(RECORDS SUPPLIED)
========================

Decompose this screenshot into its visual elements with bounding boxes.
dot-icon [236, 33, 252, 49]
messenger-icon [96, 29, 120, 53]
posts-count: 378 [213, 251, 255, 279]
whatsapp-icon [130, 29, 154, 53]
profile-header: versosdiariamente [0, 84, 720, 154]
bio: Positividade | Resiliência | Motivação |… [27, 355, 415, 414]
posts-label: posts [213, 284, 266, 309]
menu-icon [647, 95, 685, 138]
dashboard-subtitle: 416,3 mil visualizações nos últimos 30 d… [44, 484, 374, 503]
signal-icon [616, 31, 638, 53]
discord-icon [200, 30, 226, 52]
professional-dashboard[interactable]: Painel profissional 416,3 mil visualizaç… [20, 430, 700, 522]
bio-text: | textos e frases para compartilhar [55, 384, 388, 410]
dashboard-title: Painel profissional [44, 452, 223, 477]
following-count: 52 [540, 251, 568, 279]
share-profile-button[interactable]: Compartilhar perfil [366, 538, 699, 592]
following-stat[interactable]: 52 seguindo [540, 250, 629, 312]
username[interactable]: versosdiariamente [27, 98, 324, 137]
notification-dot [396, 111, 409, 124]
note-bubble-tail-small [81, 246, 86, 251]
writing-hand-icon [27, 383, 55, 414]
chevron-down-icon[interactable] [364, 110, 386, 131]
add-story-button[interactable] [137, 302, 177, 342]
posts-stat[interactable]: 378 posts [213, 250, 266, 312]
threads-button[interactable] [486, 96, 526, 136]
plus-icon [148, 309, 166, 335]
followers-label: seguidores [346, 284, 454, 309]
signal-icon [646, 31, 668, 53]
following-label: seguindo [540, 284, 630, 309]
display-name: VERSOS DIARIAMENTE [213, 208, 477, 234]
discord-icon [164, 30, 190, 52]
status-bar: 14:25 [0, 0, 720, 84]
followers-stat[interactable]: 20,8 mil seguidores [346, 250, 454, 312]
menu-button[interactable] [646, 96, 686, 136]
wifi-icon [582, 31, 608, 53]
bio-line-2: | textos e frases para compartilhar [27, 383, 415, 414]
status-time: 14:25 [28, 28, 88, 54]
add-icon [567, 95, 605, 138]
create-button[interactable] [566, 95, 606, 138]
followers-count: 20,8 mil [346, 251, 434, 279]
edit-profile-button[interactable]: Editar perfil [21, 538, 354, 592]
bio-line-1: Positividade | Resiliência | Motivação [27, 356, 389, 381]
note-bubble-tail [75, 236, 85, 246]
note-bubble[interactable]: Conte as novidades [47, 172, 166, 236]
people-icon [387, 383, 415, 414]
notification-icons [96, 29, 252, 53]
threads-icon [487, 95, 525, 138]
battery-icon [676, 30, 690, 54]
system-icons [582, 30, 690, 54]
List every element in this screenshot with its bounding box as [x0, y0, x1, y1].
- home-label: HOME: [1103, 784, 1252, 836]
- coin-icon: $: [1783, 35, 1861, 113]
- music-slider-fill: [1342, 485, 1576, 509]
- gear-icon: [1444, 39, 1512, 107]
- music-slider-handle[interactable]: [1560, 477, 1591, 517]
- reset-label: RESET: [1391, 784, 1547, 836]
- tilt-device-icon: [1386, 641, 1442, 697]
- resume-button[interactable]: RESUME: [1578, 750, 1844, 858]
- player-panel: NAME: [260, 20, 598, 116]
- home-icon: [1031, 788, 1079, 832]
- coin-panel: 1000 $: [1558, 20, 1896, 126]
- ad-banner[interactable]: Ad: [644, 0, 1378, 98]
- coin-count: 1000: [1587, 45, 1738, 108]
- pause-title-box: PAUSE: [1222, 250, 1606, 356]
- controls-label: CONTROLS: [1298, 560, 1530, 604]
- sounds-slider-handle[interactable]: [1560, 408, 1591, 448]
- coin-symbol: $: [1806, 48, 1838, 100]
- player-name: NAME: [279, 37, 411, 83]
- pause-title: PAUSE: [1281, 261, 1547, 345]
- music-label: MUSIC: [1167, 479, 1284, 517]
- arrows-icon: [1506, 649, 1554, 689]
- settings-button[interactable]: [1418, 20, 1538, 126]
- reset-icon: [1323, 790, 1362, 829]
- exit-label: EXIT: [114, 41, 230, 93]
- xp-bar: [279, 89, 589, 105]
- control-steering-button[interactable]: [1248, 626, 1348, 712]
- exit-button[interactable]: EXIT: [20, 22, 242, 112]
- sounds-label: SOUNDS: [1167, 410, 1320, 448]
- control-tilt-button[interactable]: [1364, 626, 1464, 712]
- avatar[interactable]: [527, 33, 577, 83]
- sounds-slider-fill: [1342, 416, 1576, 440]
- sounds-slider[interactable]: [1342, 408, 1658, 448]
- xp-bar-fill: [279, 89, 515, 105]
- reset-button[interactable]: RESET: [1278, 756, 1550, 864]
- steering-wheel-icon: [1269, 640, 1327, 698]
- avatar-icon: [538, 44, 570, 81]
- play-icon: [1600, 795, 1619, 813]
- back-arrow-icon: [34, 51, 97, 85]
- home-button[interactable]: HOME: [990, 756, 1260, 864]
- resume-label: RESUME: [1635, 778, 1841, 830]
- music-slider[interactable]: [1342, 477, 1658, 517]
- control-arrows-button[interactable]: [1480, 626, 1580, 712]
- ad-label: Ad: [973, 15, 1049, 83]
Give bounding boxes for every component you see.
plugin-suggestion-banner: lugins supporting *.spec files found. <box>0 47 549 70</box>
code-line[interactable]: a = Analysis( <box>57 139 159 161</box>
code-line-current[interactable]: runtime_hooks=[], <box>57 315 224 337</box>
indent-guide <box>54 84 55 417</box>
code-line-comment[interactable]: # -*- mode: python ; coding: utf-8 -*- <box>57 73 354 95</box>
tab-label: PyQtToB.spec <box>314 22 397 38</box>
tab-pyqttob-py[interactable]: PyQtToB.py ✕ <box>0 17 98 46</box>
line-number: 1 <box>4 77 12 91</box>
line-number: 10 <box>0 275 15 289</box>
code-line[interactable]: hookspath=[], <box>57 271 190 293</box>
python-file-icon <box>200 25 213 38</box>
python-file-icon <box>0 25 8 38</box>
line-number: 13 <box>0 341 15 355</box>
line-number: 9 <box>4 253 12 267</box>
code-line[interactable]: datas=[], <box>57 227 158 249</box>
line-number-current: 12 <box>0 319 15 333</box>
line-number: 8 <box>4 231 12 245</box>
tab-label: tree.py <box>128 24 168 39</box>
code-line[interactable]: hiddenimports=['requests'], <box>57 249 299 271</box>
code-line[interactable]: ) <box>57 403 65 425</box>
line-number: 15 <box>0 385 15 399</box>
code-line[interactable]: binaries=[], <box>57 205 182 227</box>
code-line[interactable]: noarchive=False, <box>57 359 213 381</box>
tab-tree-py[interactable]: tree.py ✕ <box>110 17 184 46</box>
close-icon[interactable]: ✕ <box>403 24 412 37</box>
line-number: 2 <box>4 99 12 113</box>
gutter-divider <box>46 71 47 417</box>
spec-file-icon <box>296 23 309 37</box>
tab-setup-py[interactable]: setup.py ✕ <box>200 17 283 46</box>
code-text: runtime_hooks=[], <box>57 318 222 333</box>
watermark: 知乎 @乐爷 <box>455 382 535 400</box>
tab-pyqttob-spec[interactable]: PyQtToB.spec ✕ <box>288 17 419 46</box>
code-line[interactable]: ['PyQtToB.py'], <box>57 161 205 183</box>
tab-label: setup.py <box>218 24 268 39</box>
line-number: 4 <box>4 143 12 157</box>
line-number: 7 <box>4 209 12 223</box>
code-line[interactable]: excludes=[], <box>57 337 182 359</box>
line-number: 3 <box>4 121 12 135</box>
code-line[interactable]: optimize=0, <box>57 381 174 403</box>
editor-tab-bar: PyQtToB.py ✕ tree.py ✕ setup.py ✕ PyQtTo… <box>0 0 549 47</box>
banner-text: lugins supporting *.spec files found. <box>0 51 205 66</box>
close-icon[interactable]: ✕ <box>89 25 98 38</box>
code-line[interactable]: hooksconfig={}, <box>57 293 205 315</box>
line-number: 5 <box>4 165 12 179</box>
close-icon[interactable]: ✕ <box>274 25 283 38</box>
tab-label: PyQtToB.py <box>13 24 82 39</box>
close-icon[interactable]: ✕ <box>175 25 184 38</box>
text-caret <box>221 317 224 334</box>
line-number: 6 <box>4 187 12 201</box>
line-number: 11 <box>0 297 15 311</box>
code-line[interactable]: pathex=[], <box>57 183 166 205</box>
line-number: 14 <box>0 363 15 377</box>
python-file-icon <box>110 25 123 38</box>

========================

(REQUEST) Copy the rows above exactly, from the very first row through the row containing "professional-dashboard[interactable]: Painel profissional", including both of those rows.

(SOLUTION FOR THIS TASK)
Decompose this screenshot into its visual elements with bounding boxes.
dot-icon [236, 33, 252, 49]
messenger-icon [96, 29, 120, 53]
posts-count: 378 [213, 251, 255, 279]
whatsapp-icon [130, 29, 154, 53]
profile-header: versosdiariamente [0, 84, 720, 154]
bio: Positividade | Resiliência | Motivação |… [27, 355, 415, 414]
posts-label: posts [213, 284, 266, 309]
menu-icon [647, 95, 685, 138]
dashboard-subtitle: 416,3 mil visualizações nos últimos 30 d… [44, 484, 374, 503]
signal-icon [616, 31, 638, 53]
discord-icon [200, 30, 226, 52]
professional-dashboard[interactable]: Painel profissional 416,3 mil visualizaç… [20, 430, 700, 522]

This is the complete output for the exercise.